Only the number is wanted: how many lines in the data contain "イベント終了後"?

-- start RECORDS PROVIDED --

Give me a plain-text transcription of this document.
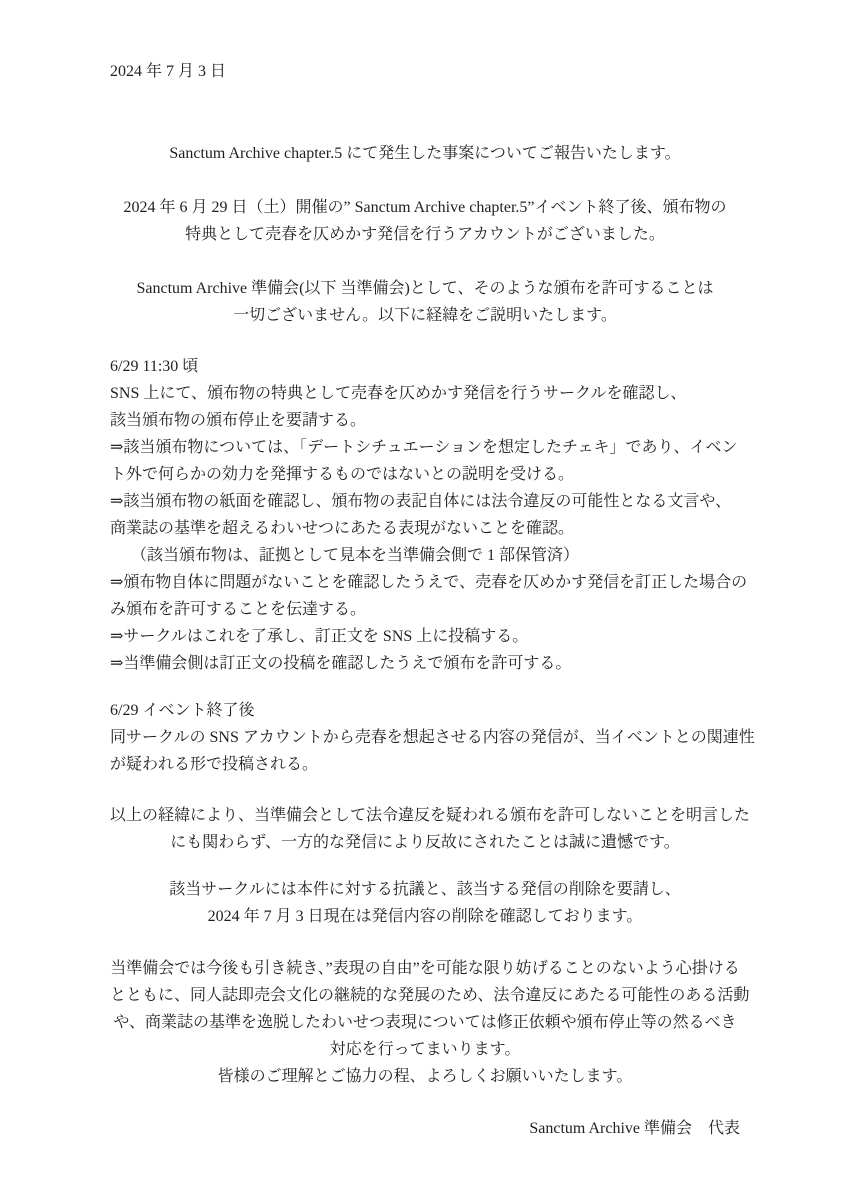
2024 年 7 月 3 日
Sanctum Archive chapter.5 にて発生した事案についてご報告いたします。
2024 年 6 月 29 日（土）開催の” Sanctum Archive chapter.5”イベント終了後、頒布物の
特典として売春を仄めかす発信を行うアカウントがございました。
Sanctum Archive 準備会(以下 当準備会)として、そのような頒布を許可することは
一切ございません。以下に経緯をご説明いたします。
6/29 11:30 頃
SNS 上にて、頒布物の特典として売春を仄めかす発信を行うサークルを確認し、
該当頒布物の頒布停止を要請する。
⇒該当頒布物については、「デートシチュエーションを想定したチェキ」であり、イベン
ト外で何らかの効力を発揮するものではないとの説明を受ける。
⇒該当頒布物の紙面を確認し、頒布物の表記自体には法令違反の可能性となる文言や、
商業誌の基準を超えるわいせつにあたる表現がないことを確認。
（該当頒布物は、証拠として見本を当準備会側で 1 部保管済）
⇒頒布物自体に問題がないことを確認したうえで、売春を仄めかす発信を訂正した場合の
み頒布を許可することを伝達する。
⇒サークルはこれを了承し、訂正文を SNS 上に投稿する。
⇒当準備会側は訂正文の投稿を確認したうえで頒布を許可する。
6/29 イベント終了後
同サークルの SNS アカウントから売春を想起させる内容の発信が、当イベントとの関連性
が疑われる形で投稿される。
以上の経緯により、当準備会として法令違反を疑われる頒布を許可しないことを明言した
にも関わらず、一方的な発信により反故にされたことは誠に遺憾です。
該当サークルには本件に対する抗議と、該当する発信の削除を要請し、
2024 年 7 月 3 日現在は発信内容の削除を確認しております。
当準備会では今後も引き続き、”表現の自由”を可能な限り妨げることのないよう心掛ける
とともに、同人誌即売会文化の継続的な発展のため、法令違反にあたる可能性のある活動
や、商業誌の基準を逸脱したわいせつ表現については修正依頼や頒布停止等の然るべき
対応を行ってまいります。
皆様のご理解とご協力の程、よろしくお願いいたします。
Sanctum Archive 準備会　代表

-- end RECORDS PROVIDED --

__FINISHED ANSWER__
2